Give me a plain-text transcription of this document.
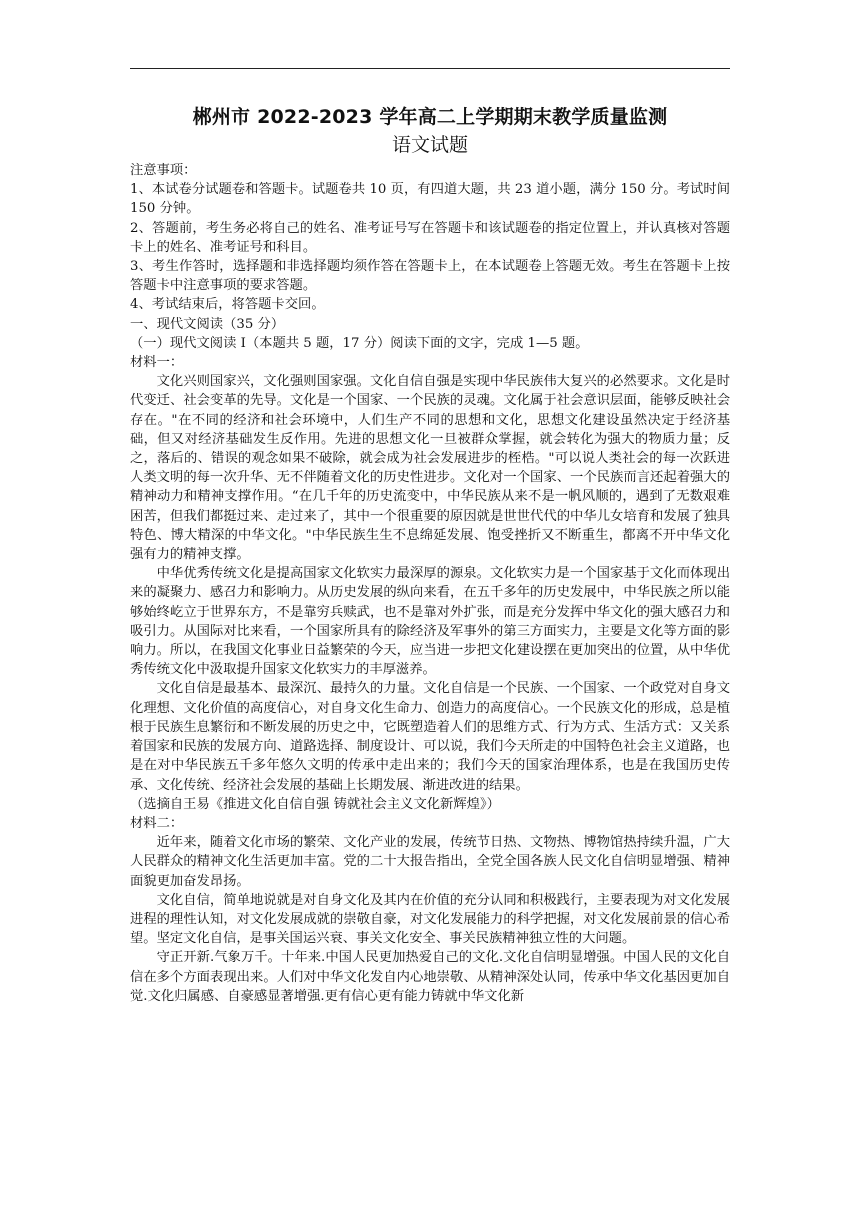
郴州市 2022-2023 学年高二上学期期末教学质量监测
语文试题
注意事项：
1、本试卷分试题卷和答题卡。试题卷共 10 页，有四道大题，共 23 道小题，满分 150 分。考试时间 150 分钟。
2、答题前，考生务必将自己的姓名、准考证号写在答题卡和该试题卷的指定位置上，并认真核对答题卡上的姓名、准考证号和科目。
3、考生作答时，选择题和非选择题均须作答在答题卡上，在本试题卷上答题无效。考生在答题卡上按答题卡中注意事项的要求答题。
4、考试结束后，将答题卡交回。
一、现代文阅读（35 分）
（一）现代文阅读 I（本题共 5 题，17 分）阅读下面的文字，完成 1—5 题。
材料一：
文化兴则国家兴，文化强则国家强。文化自信自强是实现中华民族伟大复兴的必然要求。文化是时代变迁、社会变革的先导。文化是一个国家、一个民族的灵魂。文化属于社会意识层面，能够反映社会存在。"在不同的经济和社会环境中，人们生产不同的思想和文化，思想文化建设虽然决定于经济基础，但又对经济基础发生反作用。先进的思想文化一旦被群众掌握，就会转化为强大的物质力量；反之，落后的、错误的观念如果不破除，就会成为社会发展进步的桎梏。"可以说人类社会的每一次跃进人类文明的每一次升华、无不伴随着文化的历史性进步。文化对一个国家、一个民族而言还起着强大的精神动力和精神支撑作用。“在几千年的历史流变中，中华民族从来不是一帆风顺的，遇到了无数艰难困苦，但我们都挺过来、走过来了，其中一个很重要的原因就是世世代代的中华儿女培育和发展了独具特色、博大精深的中华文化。"中华民族生生不息绵延发展、饱受挫折又不断重生，都离不开中华文化强有力的精神支撑。
中华优秀传统文化是提高国家文化软实力最深厚的源泉。文化软实力是一个国家基于文化而体现出来的凝聚力、感召力和影响力。从历史发展的纵向来看，在五千多年的历史发展中，中华民族之所以能够始终屹立于世界东方，不是靠穷兵赎武，也不是靠对外扩张，而是充分发挥中华文化的强大感召力和吸引力。从国际对比来看，一个国家所具有的除经济及军事外的第三方面实力，主要是文化等方面的影响力。所以，在我国文化事业日益繁荣的今天，应当进一步把文化建设摆在更加突出的位置，从中华优秀传统文化中汲取提升国家文化软实力的丰厚滋养。
文化自信是最基本、最深沉、最持久的力量。文化自信是一个民族、一个国家、一个政党对自身文化理想、文化价值的高度信心，对自身文化生命力、创造力的高度信心。一个民族文化的形成，总是植根于民族生息繁衍和不断发展的历史之中，它既塑造着人们的思维方式、行为方式、生活方式：又关系着国家和民族的发展方向、道路选择、制度设计、可以说，我们今天所走的中国特色社会主义道路，也是在对中华民族五千多年悠久文明的传承中走出来的；我们今天的国家治理体系，也是在我国历史传承、文化传统、经济社会发展的基础上长期发展、渐进改进的结果。
（选摘自王易《推进文化自信自强 铸就社会主义文化新辉煌》）
材料二：
近年来，随着文化市场的繁荣、文化产业的发展，传统节日热、文物热、博物馆热持续升温，广大人民群众的精神文化生活更加丰富。党的二十大报告指出，全党全国各族人民文化自信明显增强、精神面貌更加奋发昂扬。
文化自信，简单地说就是对自身文化及其内在价值的充分认同和积极践行，主要表现为对文化发展进程的理性认知，对文化发展成就的崇敬自豪，对文化发展能力的科学把握，对文化发展前景的信心希望。坚定文化自信，是事关国运兴衰、事关文化安全、事关民族精神独立性的大问题。
守正开新.气象万千。十年来.中国人民更加热爱自己的文化.文化自信明显增强。中国人民的文化自信在多个方面表现出来。人们对中华文化发自内心地崇敬、从精神深处认同，传承中华文化基因更加自觉.文化归属感、自豪感显著增强.更有信心更有能力铸就中华文化新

────────────────────

• **Given exercise**
Reply with the number of lines in the data that include the string "现代文阅读" and nothing else.

• **Reply**
2